[begin Page excerpt]

CFP: PPDP 2012

Call for papers: 14th International ACM SIGPLAN Symposium on Principles and Practice of Declarative Programming

Leuven, Belgium, September 18-20, 2012 (co-located with LOPSTR 2012)

PPDP 2012 is a forum that brings together researchers from the declarative
programming communities, including those working in the logic, constraint and
functional programming paradigms, but also embracing a variety of other
paradigms such as visual programming, executable specification languages,
database languages, and knowledge representation languages. The goal is to
stimulate research in the use of logical formalisms and methods for specifying,
performing, and analysing computations, including mechanisms for mobility,
modularity, concurrency, object-orientation, security, verification and static
analysis. Papers related to the use of declarative paradigms and tools in
industry and education are especially solicited. Topics of interest include,
but are not limited to:

  • Functional programming
  • Logic programming
  • Answer-set programming
  • Functional-logic programming
  • Declarative visual languages
  • Constraint Handling Rules
  • Parallel implementation and concurrency
  • Monads, type classes and dependent type systems
  • Declarative domain-specific languages
  • Termination, resource analysis and the verification of declarative programs
  • Transformation and partial evaluation of declarative languages
  • Language extensions for security and tabulation
  • Probabilistic modelling in a declarative language and modelling reactivity
  • Memory management and the implementation of declarative systems
  • Practical experiences and industrial application

This year the conference will be co-located with the 22nd International
Symposium on Logic-Based Program Synthesis and Transformation (LOPSTR 2012) and
held in cooperation with ACM SIGPLAN.  The conference will be held in Leuven,
Belgium. Previous symposia were held at Odense (Denmark), Hagenberg (Austria),
Coimbra (Portugal), Valencia (Spain), Wroclaw (Poland), Venice (Italy), Lisboa
(Portugal), Verona (Italy), Uppsala (Sweden), Pittsburgh (USA), Florence
(Italy), Montreal (Canada), and Paris (France).

Papers must describe original work, be written and presented in English, and
must not substantially overlap with papers that have been published or that are
simultaneously submitted to a journal, conference, or workshop with refereed
proceedings. Work that already appeared in unpublished or informally published
workshop proceedings may be submitted (please contact the PC chair in case of
questions). Proceedings will be published by ACM Press*

After the symposium, a selection of the best papers will be invited to extend
their submissions in the light of the feedback solicited at the symposium.  The
papers are expected to include at least 25% extra material over and above the
PPDP version. Then, after another round of reviewing, these revised papers will
be published in a special issue of SCP with a target publication date by
Elsevier of 2013.

[end Page excerpt]
[begin Source excerpt]

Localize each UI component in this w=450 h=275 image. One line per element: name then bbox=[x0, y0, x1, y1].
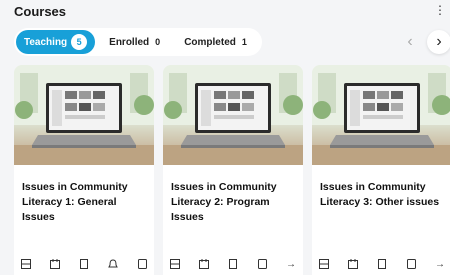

[end Source excerpt]

= Instructions to follow =
Write the next part of the PPDP 2012 call for papers, starting right after its last sentence.

= Answer to this exercise =
Important Dates

Abstract Submission:         May 28, 2012
Paper submission:         May 31, 2012
Notification:             July 6, 2012
Camera-ready:             July 18, 2012

Symposium:             September 19-21, 2012

Invites for SCP:         September 26, 2012
Submission of SCP:         December 12, 2012
Notification from SCP:         February 7, 2013
Camera-ready for SCP:         March 7, 2013

Authors should submit an electronic copy of the paper (written in English) in
PDF. Each submission must include on its first page the paper title; authors
and their affiliations; abstract; and three to four keywords. The keywords will
be used to assist us in selecting appropriate reviewers for the paper. Papers
should consist of no more than 12 pages, formatted following the ACM SIG
proceedings template (option 1). The 12 page limit must include references but
excludes well-marked appendices not intended for publication. Referees are not
required to read the appendices, and thus papers should be intelligible without
them.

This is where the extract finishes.